> Directions for this task:
Scan the material that follows. Copy every line containing the word "text".
START Data shown
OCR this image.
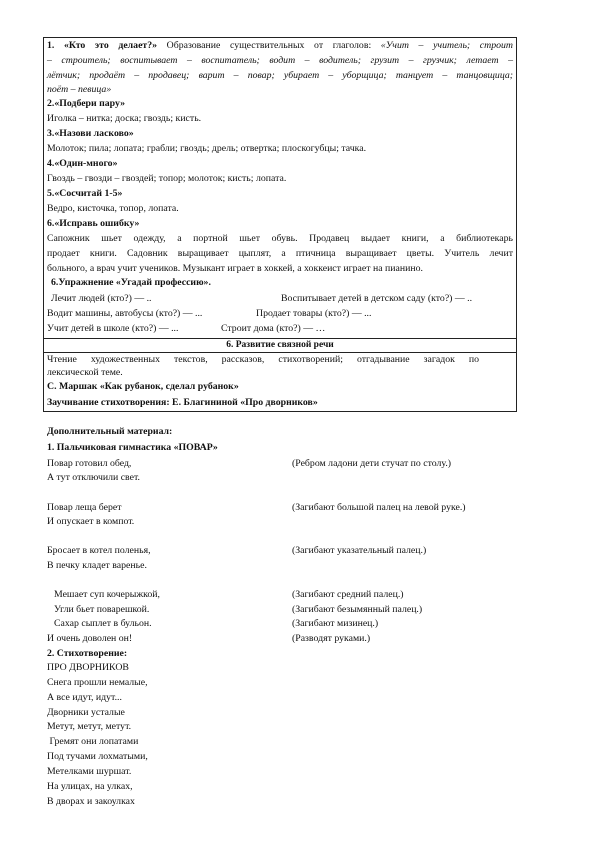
1. «Кто это делает?» Образование существительных от глаголов: «Учит – учитель; строит
– строитель; воспитывает – воспитатель; водит – водитель; грузит – грузчик; летает –
лётчик; продаёт – продавец; варит – повар; убирает – уборщица; танцует – танцовщица;
поёт – певица»
2.«Подбери пару»
Иголка – нитка; доска; гвоздь; кисть.
3.«Назови ласково»
Молоток; пила; лопата; грабли; гвоздь; дрель; отвертка; плоскогубцы; тачка.
4.«Один-много»
Гвоздь – гвозди – гвоздей; топор; молоток; кисть; лопата.
5.«Сосчитай 1-5»
Ведро, кисточка, топор, лопата.
6.«Исправь ошибку»
Сапожник шьет одежду, а портной шьет обувь. Продавец выдает книги, а библиотекарь
продает книги. Садовник выращивает цыплят, а птичница выращивает цветы. Учитель лечит
больного, а врач учит учеников. Музыкант играет в хоккей, а хоккеист играет на пианино.
6.Упражнение «Угадай профессию».
Лечит людей (кто?) — ..	Воспитывает детей в детском саду (кто?) — ..
Водит машины, автобусы (кто?) — ...	Продает товары (кто?) — ...
Учит детей в школе (кто?) — ...	Строит дома (кто?) — …
6. Развитие связной речи
Чтение художественных текстов, рассказов, стихотворений; отгадывание загадок по
лексической теме.
С. Маршак «Как рубанок, сделал рубанок»
Заучивание стихотворения: Е. Благининой «Про дворников»
Дополнительный материал:
1. Пальчиковая гимнастика «ПОВАР»
Повар готовил обед,	(Ребром ладони дети стучат по столу.)
А тут отключили свет.
Повар леща берет	(Загибают большой палец на левой руке.)
И опускает в компот.
Бросает в котел поленья,	(Загибают указательный палец.)
В печку кладет варенье.
Мешает суп кочерыжкой,	(Загибают средний палец.)
Угли бьет поварешкой.	(Загибают безымянный палец.)
Сахар сыплет в бульон.	(Загибают мизинец.)
И очень доволен он!	(Разводят руками.)
2. Стихотворение:
ПРО ДВОРНИКОВ
Снега прошли немалые,
А все идут, идут...
Дворники усталые
Метут, метут, метут.
Гремят они лопатами
Под тучами лохматыми,
Метелками шуршат.
На улицах, на улках,
В дворах и закоулках
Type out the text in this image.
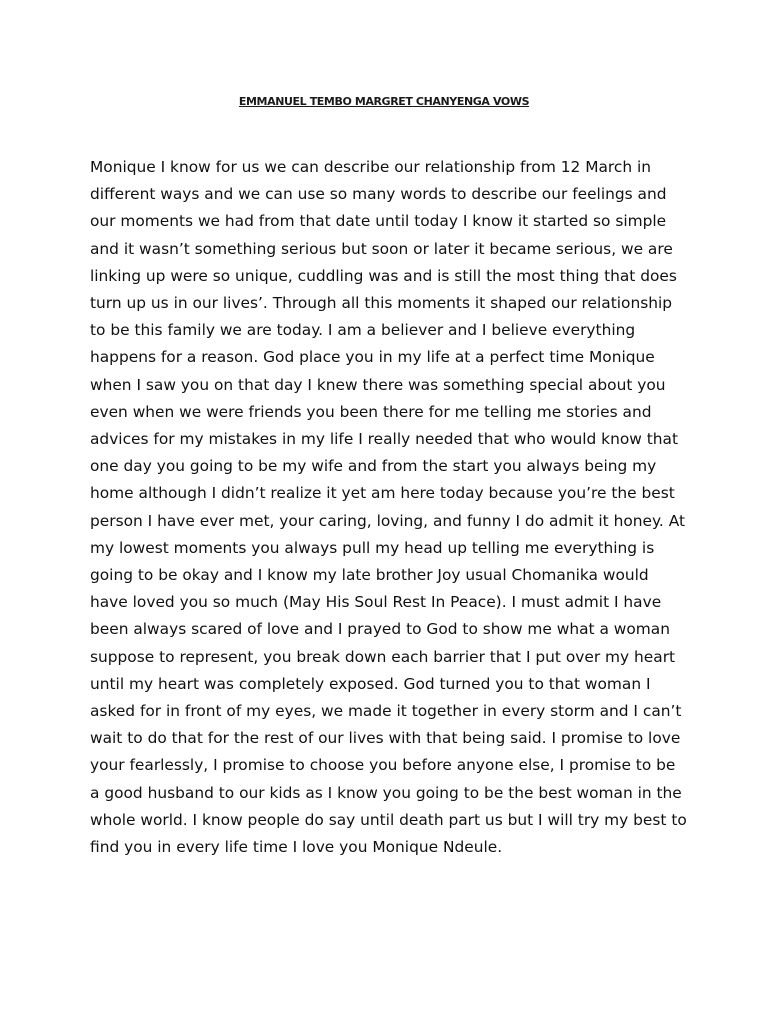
EMMANUEL TEMBO MARGRET CHANYENGA VOWS

Monique I know for us we can describe our relationship from 12 March in
different ways and we can use so many words to describe our feelings and
our moments we had from that date until today I know it started so simple
and it wasn’t something serious but soon or later it became serious, we are
linking up were so unique, cuddling was and is still the most thing that does
turn up us in our lives’. Through all this moments it shaped our relationship
to be this family we are today. I am a believer and I believe everything
happens for a reason. God place you in my life at a perfect time Monique
when I saw you on that day I knew there was something special about you
even when we were friends you been there for me telling me stories and
advices for my mistakes in my life I really needed that who would know that
one day you going to be my wife and from the start you always being my
home although I didn’t realize it yet am here today because you’re the best
person I have ever met, your caring, loving, and funny I do admit it honey. At
my lowest moments you always pull my head up telling me everything is
going to be okay and I know my late brother Joy usual Chomanika would
have loved you so much (May His Soul Rest In Peace). I must admit I have
been always scared of love and I prayed to God to show me what a woman
suppose to represent, you break down each barrier that I put over my heart
until my heart was completely exposed. God turned you to that woman I
asked for in front of my eyes, we made it together in every storm and I can’t
wait to do that for the rest of our lives with that being said. I promise to love
your fearlessly, I promise to choose you before anyone else, I promise to be
a good husband to our kids as I know you going to be the best woman in the
whole world. I know people do say until death part us but I will try my best to
find you in every life time I love you Monique Ndeule.
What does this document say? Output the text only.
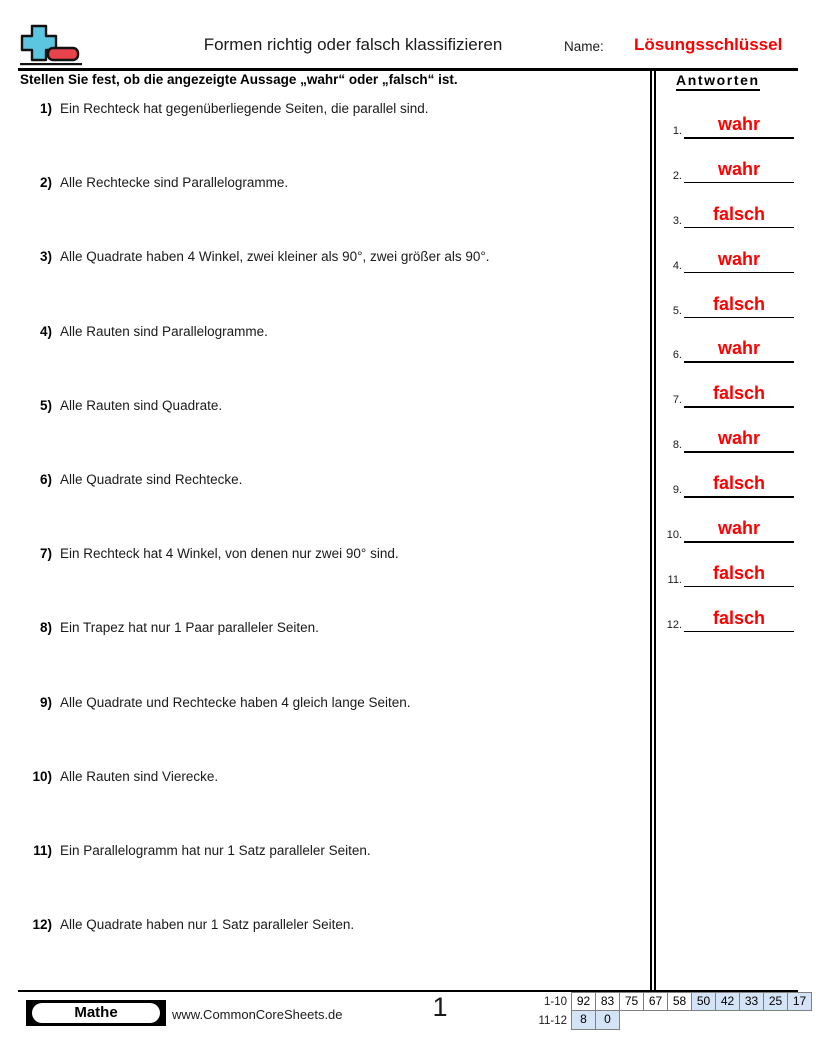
Formen richtig oder falsch klassifizieren	Name: Lösungsschlüssel
Stellen Sie fest, ob die angezeigte Aussage „wahr“ oder „falsch“ ist.
1) Ein Rechteck hat gegenüberliegende Seiten, die parallel sind.
2) Alle Rechtecke sind Parallelogramme.
3) Alle Quadrate haben 4 Winkel, zwei kleiner als 90°, zwei größer als 90°.
4) Alle Rauten sind Parallelogramme.
5) Alle Rauten sind Quadrate.
6) Alle Quadrate sind Rechtecke.
7) Ein Rechteck hat 4 Winkel, von denen nur zwei 90° sind.
8) Ein Trapez hat nur 1 Paar paralleler Seiten.
9) Alle Quadrate und Rechtecke haben 4 gleich lange Seiten.
10) Alle Rauten sind Vierecke.
11) Ein Parallelogramm hat nur 1 Satz paralleler Seiten.
12) Alle Quadrate haben nur 1 Satz paralleler Seiten.
Antworten
1.	wahr
2.	wahr
3.	falsch
4.	wahr
5.	falsch
6.	wahr
7.	falsch
8.	wahr
9.	falsch
10.	wahr
11.	falsch
12.	falsch
Mathe	www.CommonCoreSheets.de	1	1-10 92 83 75 67 58 50 42 33 25 17
11-12	8	0
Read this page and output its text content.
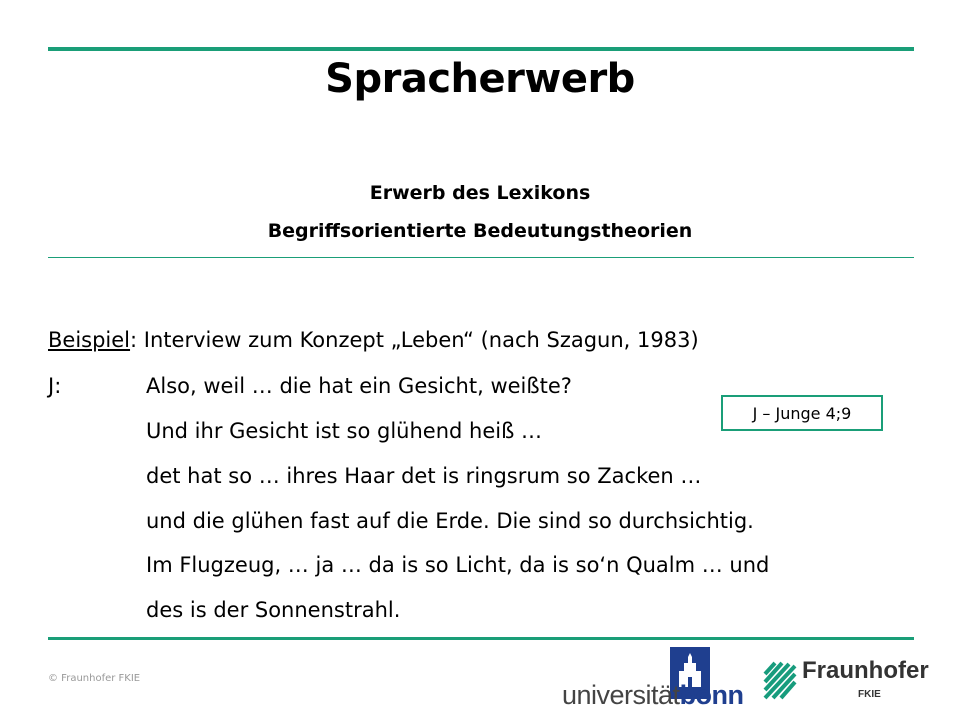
Spracherwerb
Erwerb des Lexikons
Begriffsorientierte Bedeutungstheorien
Beispiel: Interview zum Konzept „Leben“ (nach Szagun, 1983)
J:	Also, weil … die hat ein Gesicht, weißte?
Und ihr Gesicht ist so glühend heiß …
det hat so … ihres Haar det is ringsrum so Zacken …
und die glühen fast auf die Erde. Die sind so durchsichtig.
Im Flugzeug, … ja … da is so Licht, da is so‘n Qualm … und
des is der Sonnenstrahl.
J – Junge 4;9
© Fraunhofer FKIE
universitätbonn
Fraunhofer
FKIE
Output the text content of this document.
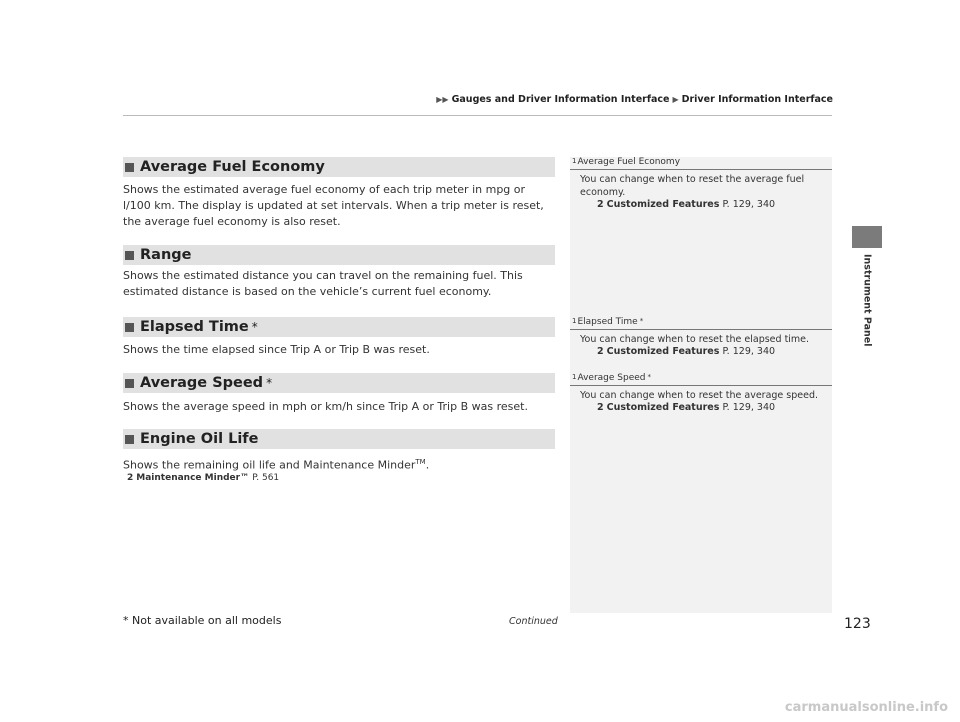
▶▶ Gauges and Driver Information Interface ▶ Driver Information Interface
Instrument Panel
Average Fuel Economy
Shows the estimated average fuel economy of each trip meter in mpg or l/100 km. The display is updated at set intervals. When a trip meter is reset, the average fuel economy is also reset.
Range
Shows the estimated distance you can travel on the remaining fuel. This estimated distance is based on the vehicle’s current fuel economy.
Elapsed Time *
Shows the time elapsed since Trip A or Trip B was reset.
Average Speed *
Shows the average speed in mph or km/h since Trip A or Trip B was reset.
Engine Oil Life
Shows the remaining oil life and Maintenance Minder™.
2 Maintenance Minder™ P. 561
1 Average Fuel Economy
You can change when to reset the average fuel economy.
2 Customized Features P. 129, 340
1 Elapsed Time *
You can change when to reset the elapsed time.
2 Customized Features P. 129, 340
1 Average Speed *
You can change when to reset the average speed.
2 Customized Features P. 129, 340
* Not available on all models	Continued	123
carmanualsonline.info
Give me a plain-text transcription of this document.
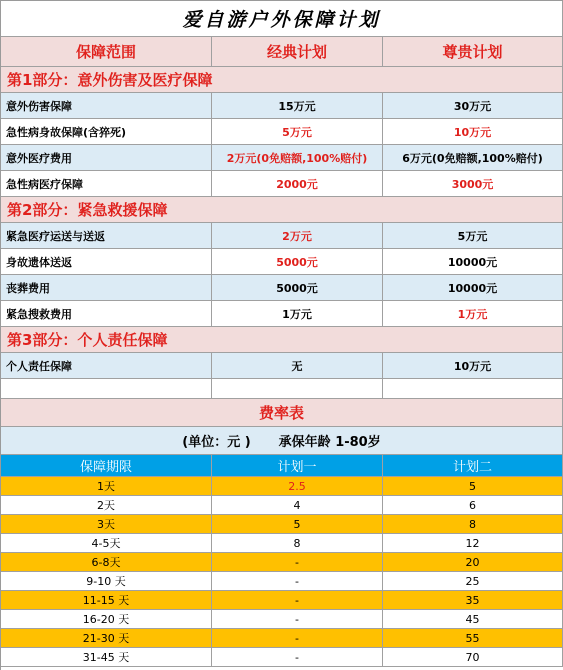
爱自游户外保障计划
保障范围	经典计划	尊贵计划
第1部分：意外伤害及医疗保障
意外伤害保障	15万元	30万元
急性病身故保障(含猝死)	5万元	10万元
意外医疗费用	2万元(0免赔额,100%赔付)	6万元(0免赔额,100%赔付)
急性病医疗保障	2000元	3000元
第2部分：紧急救援保障
紧急医疗运送与送返	2万元	5万元
身故遗体送返	5000元	10000元
丧葬费用	5000元	10000元
紧急搜救费用	1万元	1万元
第3部分：个人责任保障
个人责任保障	无	10万元
费率表
(单位：元 ) 承保年龄 1-80岁
保障期限	计划一	计划二
1天	2.5	5
2天	4	6
3天	5	8
4-5天	8	12
6-8天	-	20
9-10 天	-	25
11-15 天	-	35
16-20 天	-	45
21-30 天	-	55
31-45 天	-	70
END Data shown
> Response:
Type out the text in this image.
What does this document say? Output the text only.
Read this page and output its text content.
Output the text content of this document.
Give me a plain-text transcription of this document.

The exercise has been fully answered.